TASK OBJECTIVE: Report how many lines contain the word "square"; answer with the number only.
--- begin INPUT ROWS ---
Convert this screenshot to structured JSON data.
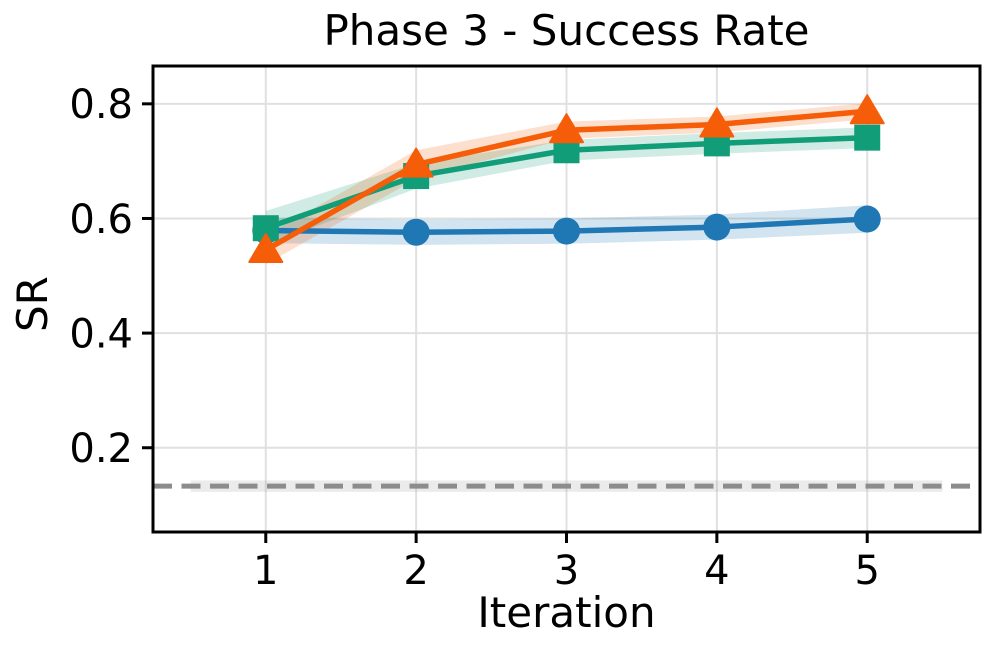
{
  "chart_data": {
    "type": "line",
    "title": "Phase 3 - Success Rate",
    "xlabel": "Iteration",
    "ylabel": "SR",
    "x": [
      1,
      2,
      3,
      4,
      5
    ],
    "series": [
      {
        "name": "blue-circle-series",
        "marker": "circle",
        "color": "#1f77b4",
        "values": [
          0.579,
          0.576,
          0.578,
          0.585,
          0.599
        ],
        "band_halfwidth": [
          0.022,
          0.022,
          0.022,
          0.022,
          0.024
        ]
      },
      {
        "name": "green-square-series",
        "marker": "square",
        "color": "#109d78",
        "values": [
          0.583,
          0.674,
          0.719,
          0.731,
          0.741
        ],
        "band_halfwidth": [
          0.03,
          0.022,
          0.018,
          0.018,
          0.018
        ]
      },
      {
        "name": "orange-triangle-series",
        "marker": "triangle-up",
        "color": "#f55d08",
        "values": [
          0.545,
          0.694,
          0.754,
          0.764,
          0.787
        ],
        "band_halfwidth": [
          0.025,
          0.025,
          0.015,
          0.014,
          0.014
        ]
      }
    ],
    "baseline": {
      "name": "baseline-dashed-line",
      "style": "dashed",
      "value": 0.133,
      "color": "#8c8c8c",
      "band_color": "#999999",
      "band_x_start": 0.5,
      "band_x_end": 5.5,
      "band_halfwidth": 0.01
    },
    "xticks": [
      1,
      2,
      3,
      4,
      5
    ],
    "xtick_labels": [
      "1",
      "2",
      "3",
      "4",
      "5"
    ],
    "yticks": [
      0.2,
      0.4,
      0.6,
      0.8
    ],
    "ytick_labels": [
      "0.2",
      "0.4",
      "0.6",
      "0.8"
    ],
    "xlim": [
      0.25,
      5.75
    ],
    "ylim": [
      0.053,
      0.866
    ],
    "grid": true,
    "legend": false,
    "grid_color": "#e0e0e0",
    "spine_color": "#000000",
    "band_opacity": 0.2
  }
}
--- end INPUT ROWS ---
OUTPUT OF THE EXERCISE: 2